▸ **Goal of the exercise**: Output every record word for word.

Saved entries
==========
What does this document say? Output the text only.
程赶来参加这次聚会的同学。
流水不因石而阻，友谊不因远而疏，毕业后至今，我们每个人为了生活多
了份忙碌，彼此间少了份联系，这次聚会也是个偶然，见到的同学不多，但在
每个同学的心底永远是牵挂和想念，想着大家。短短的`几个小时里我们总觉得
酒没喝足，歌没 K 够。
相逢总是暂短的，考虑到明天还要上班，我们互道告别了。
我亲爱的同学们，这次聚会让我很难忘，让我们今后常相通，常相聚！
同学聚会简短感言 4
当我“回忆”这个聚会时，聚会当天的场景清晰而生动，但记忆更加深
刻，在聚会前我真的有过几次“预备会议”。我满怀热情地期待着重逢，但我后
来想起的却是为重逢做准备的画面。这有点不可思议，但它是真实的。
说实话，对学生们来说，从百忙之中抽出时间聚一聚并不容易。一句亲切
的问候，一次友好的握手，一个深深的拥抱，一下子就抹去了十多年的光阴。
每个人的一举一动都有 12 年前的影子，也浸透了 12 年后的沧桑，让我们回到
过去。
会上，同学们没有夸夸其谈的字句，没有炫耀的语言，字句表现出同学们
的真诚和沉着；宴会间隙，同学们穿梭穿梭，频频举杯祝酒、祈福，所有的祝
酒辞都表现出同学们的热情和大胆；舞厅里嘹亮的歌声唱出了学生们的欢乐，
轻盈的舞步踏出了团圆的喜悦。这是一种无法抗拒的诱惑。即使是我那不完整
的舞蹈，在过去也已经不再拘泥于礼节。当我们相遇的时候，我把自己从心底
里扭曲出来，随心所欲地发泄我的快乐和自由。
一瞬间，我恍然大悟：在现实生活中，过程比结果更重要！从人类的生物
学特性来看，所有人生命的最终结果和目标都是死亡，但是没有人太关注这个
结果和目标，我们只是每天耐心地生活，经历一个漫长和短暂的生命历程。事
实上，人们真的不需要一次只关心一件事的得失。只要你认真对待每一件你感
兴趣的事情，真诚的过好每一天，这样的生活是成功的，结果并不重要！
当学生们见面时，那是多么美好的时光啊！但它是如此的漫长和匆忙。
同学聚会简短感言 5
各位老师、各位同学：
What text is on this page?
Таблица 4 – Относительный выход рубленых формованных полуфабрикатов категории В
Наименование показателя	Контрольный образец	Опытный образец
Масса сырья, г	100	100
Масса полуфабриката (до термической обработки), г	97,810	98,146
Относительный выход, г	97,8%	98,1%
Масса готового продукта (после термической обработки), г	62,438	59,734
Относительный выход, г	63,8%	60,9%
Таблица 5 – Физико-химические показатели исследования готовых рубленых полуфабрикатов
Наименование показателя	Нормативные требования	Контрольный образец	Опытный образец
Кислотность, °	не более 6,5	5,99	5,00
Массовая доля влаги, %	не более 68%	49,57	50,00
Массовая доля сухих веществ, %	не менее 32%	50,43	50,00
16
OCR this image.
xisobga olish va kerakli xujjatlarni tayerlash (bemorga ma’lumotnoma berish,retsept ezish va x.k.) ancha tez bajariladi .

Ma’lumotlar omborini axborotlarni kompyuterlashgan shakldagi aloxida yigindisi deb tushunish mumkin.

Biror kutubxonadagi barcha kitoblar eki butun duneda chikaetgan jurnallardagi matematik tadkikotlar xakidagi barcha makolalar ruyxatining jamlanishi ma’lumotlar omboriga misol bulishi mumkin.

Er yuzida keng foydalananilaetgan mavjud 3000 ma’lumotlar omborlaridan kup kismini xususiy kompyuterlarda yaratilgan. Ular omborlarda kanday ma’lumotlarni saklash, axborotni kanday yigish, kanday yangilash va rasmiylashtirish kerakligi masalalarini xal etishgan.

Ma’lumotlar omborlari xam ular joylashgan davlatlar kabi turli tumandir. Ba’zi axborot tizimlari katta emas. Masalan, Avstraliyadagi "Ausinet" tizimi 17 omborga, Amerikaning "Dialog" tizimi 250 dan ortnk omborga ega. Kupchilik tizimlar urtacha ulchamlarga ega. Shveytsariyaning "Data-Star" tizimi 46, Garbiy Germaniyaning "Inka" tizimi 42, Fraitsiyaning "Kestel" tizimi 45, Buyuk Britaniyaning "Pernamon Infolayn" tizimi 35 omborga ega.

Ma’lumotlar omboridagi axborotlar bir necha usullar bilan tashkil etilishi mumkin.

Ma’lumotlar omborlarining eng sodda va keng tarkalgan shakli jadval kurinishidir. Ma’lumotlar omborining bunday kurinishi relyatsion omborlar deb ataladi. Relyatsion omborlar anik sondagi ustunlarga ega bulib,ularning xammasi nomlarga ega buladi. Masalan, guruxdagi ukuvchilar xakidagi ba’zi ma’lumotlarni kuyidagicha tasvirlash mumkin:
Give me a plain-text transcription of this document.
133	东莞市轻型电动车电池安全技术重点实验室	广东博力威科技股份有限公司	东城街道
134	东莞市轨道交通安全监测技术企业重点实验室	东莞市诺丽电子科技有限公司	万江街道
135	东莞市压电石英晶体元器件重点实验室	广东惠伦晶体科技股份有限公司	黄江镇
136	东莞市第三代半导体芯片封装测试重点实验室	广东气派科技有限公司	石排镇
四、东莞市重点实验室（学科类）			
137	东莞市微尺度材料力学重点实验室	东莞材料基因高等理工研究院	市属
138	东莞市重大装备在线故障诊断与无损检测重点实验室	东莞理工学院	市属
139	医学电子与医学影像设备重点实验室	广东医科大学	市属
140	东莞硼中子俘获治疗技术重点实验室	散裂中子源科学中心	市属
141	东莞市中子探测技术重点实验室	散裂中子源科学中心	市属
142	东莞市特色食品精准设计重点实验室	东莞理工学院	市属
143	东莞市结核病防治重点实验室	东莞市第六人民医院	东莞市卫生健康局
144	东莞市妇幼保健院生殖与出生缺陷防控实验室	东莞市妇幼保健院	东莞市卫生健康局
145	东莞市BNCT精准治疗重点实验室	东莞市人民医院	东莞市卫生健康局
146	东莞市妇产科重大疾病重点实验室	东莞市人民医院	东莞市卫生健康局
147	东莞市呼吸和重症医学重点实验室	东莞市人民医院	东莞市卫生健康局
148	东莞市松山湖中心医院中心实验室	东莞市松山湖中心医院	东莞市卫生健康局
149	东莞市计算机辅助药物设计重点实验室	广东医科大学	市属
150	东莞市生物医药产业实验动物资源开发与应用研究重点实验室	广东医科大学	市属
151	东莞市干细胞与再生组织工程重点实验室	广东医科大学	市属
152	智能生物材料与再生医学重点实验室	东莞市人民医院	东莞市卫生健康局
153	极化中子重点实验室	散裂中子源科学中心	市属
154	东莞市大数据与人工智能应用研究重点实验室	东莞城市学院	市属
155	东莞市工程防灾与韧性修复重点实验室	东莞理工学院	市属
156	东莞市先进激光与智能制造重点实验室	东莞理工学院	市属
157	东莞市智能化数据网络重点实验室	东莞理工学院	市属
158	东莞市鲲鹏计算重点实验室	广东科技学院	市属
==========
▸ **Result of this task**:
What does this document say? Output the text only.
程赶来参加这次聚会的同学。
流水不因石而阻，友谊不因远而疏，毕业后至今，我们每个人为了生活多
了份忙碌，彼此间少了份联系，这次聚会也是个偶然，见到的同学不多，但在
每个同学的心底永远是牵挂和想念，想着大家。短短的`几个小时里我们总觉得
酒没喝足，歌没 K 够。
相逢总是暂短的，考虑到明天还要上班，我们互道告别了。
我亲爱的同学们，这次聚会让我很难忘，让我们今后常相通，常相聚！
同学聚会简短感言 4
当我“回忆”这个聚会时，聚会当天的场景清晰而生动，但记忆更加深
刻，在聚会前我真的有过几次“预备会议”。我满怀热情地期待着重逢，但我后
来想起的却是为重逢做准备的画面。这有点不可思议，但它是真实的。
说实话，对学生们来说，从百忙之中抽出时间聚一聚并不容易。一句亲切
的问候，一次友好的握手，一个深深的拥抱，一下子就抹去了十多年的光阴。
每个人的一举一动都有 12 年前的影子，也浸透了 12 年后的沧桑，让我们回到
过去。
会上，同学们没有夸夸其谈的字句，没有炫耀的语言，字句表现出同学们
的真诚和沉着；宴会间隙，同学们穿梭穿梭，频频举杯祝酒、祈福，所有的祝
酒辞都表现出同学们的热情和大胆；舞厅里嘹亮的歌声唱出了学生们的欢乐，
轻盈的舞步踏出了团圆的喜悦。这是一种无法抗拒的诱惑。即使是我那不完整
的舞蹈，在过去也已经不再拘泥于礼节。当我们相遇的时候，我把自己从心底
里扭曲出来，随心所欲地发泄我的快乐和自由。
一瞬间，我恍然大悟：在现实生活中，过程比结果更重要！从人类的生物
学特性来看，所有人生命的最终结果和目标都是死亡，但是没有人太关注这个
结果和目标，我们只是每天耐心地生活，经历一个漫长和短暂的生命历程。事
实上，人们真的不需要一次只关心一件事的得失。只要你认真对待每一件你感
兴趣的事情，真诚的过好每一天，这样的生活是成功的，结果并不重要！
当学生们见面时，那是多么美好的时光啊！但它是如此的漫长和匆忙。
同学聚会简短感言 5
各位老师、各位同学：
What text is on this page?
Таблица 4 – Относительный выход рубленых формованных полуфабрикатов категории В
Наименование показателя	Контрольный образец	Опытный образец
Масса сырья, г	100	100
Масса полуфабриката (до термической обработки), г	97,810	98,146
Относительный выход, г	97,8%	98,1%
Масса готового продукта (после термической обработки), г	62,438	59,734
Относительный выход, г	63,8%	60,9%
Таблица 5 – Физико-химические показатели исследования готовых рубленых полуфабрикатов
Наименование показателя	Нормативные требования	Контрольный образец	Опытный образец
Кислотность, °	не более 6,5	5,99	5,00
Массовая доля влаги, %	не более 68%	49,57	50,00
Массовая доля сухих веществ, %	не менее 32%	50,43	50,00
16
OCR this image.
xisobga olish va kerakli xujjatlarni tayerlash (bemorga ma’lumotnoma berish,retsept ezish va x.k.) ancha tez bajariladi .

Ma’lumotlar omborini axborotlarni kompyuterlashgan shakldagi aloxida yigindisi deb tushunish mumkin.

Biror kutubxonadagi barcha kitoblar eki butun duneda chikaetgan jurnallardagi matematik tadkikotlar xakidagi barcha makolalar ruyxatining jamlanishi ma’lumotlar omboriga misol bulishi mumkin.

Er yuzida keng foydalananilaetgan mavjud 3000 ma’lumotlar omborlaridan kup kismini xususiy kompyuterlarda yaratilgan. Ular omborlarda kanday ma’lumotlarni saklash, axborotni kanday yigish, kanday yangilash va rasmiylashtirish kerakligi masalalarini xal etishgan.

Ma’lumotlar omborlari xam ular joylashgan davlatlar kabi turli tumandir. Ba’zi axborot tizimlari katta emas. Masalan, Avstraliyadagi "Ausinet" tizimi 17 omborga, Amerikaning "Dialog" tizimi 250 dan ortnk omborga ega. Kupchilik tizimlar urtacha ulchamlarga ega. Shveytsariyaning "Data-Star" tizimi 46, Garbiy Germaniyaning "Inka" tizimi 42, Fraitsiyaning "Kestel" tizimi 45, Buyuk Britaniyaning "Pernamon Infolayn" tizimi 35 omborga ega.

Ma’lumotlar omboridagi axborotlar bir necha usullar bilan tashkil etilishi mumkin.

Ma’lumotlar omborlarining eng sodda va keng tarkalgan shakli jadval kurinishidir. Ma’lumotlar omborining bunday kurinishi relyatsion omborlar deb ataladi. Relyatsion omborlar anik sondagi ustunlarga ega bulib,ularning xammasi nomlarga ega buladi. Masalan, guruxdagi ukuvchilar xakidagi ba’zi ma’lumotlarni kuyidagicha tasvirlash mumkin:
Give me a plain-text transcription of this document.
133	东莞市轻型电动车电池安全技术重点实验室	广东博力威科技股份有限公司	东城街道
134	东莞市轨道交通安全监测技术企业重点实验室	东莞市诺丽电子科技有限公司	万江街道
135	东莞市压电石英晶体元器件重点实验室	广东惠伦晶体科技股份有限公司	黄江镇
136	东莞市第三代半导体芯片封装测试重点实验室	广东气派科技有限公司	石排镇
四、东莞市重点实验室（学科类）			
137	东莞市微尺度材料力学重点实验室	东莞材料基因高等理工研究院	市属
138	东莞市重大装备在线故障诊断与无损检测重点实验室	东莞理工学院	市属
139	医学电子与医学影像设备重点实验室	广东医科大学	市属
140	东莞硼中子俘获治疗技术重点实验室	散裂中子源科学中心	市属
141	东莞市中子探测技术重点实验室	散裂中子源科学中心	市属
142	东莞市特色食品精准设计重点实验室	东莞理工学院	市属
143	东莞市结核病防治重点实验室	东莞市第六人民医院	东莞市卫生健康局
144	东莞市妇幼保健院生殖与出生缺陷防控实验室	东莞市妇幼保健院	东莞市卫生健康局
145	东莞市BNCT精准治疗重点实验室	东莞市人民医院	东莞市卫生健康局
146	东莞市妇产科重大疾病重点实验室	东莞市人民医院	东莞市卫生健康局
147	东莞市呼吸和重症医学重点实验室	东莞市人民医院	东莞市卫生健康局
148	东莞市松山湖中心医院中心实验室	东莞市松山湖中心医院	东莞市卫生健康局
149	东莞市计算机辅助药物设计重点实验室	广东医科大学	市属
150	东莞市生物医药产业实验动物资源开发与应用研究重点实验室	广东医科大学	市属
151	东莞市干细胞与再生组织工程重点实验室	广东医科大学	市属
152	智能生物材料与再生医学重点实验室	东莞市人民医院	东莞市卫生健康局
153	极化中子重点实验室	散裂中子源科学中心	市属
154	东莞市大数据与人工智能应用研究重点实验室	东莞城市学院	市属
155	东莞市工程防灾与韧性修复重点实验室	东莞理工学院	市属
156	东莞市先进激光与智能制造重点实验室	东莞理工学院	市属
157	东莞市智能化数据网络重点实验室	东莞理工学院	市属
158	东莞市鲲鹏计算重点实验室	广东科技学院	市属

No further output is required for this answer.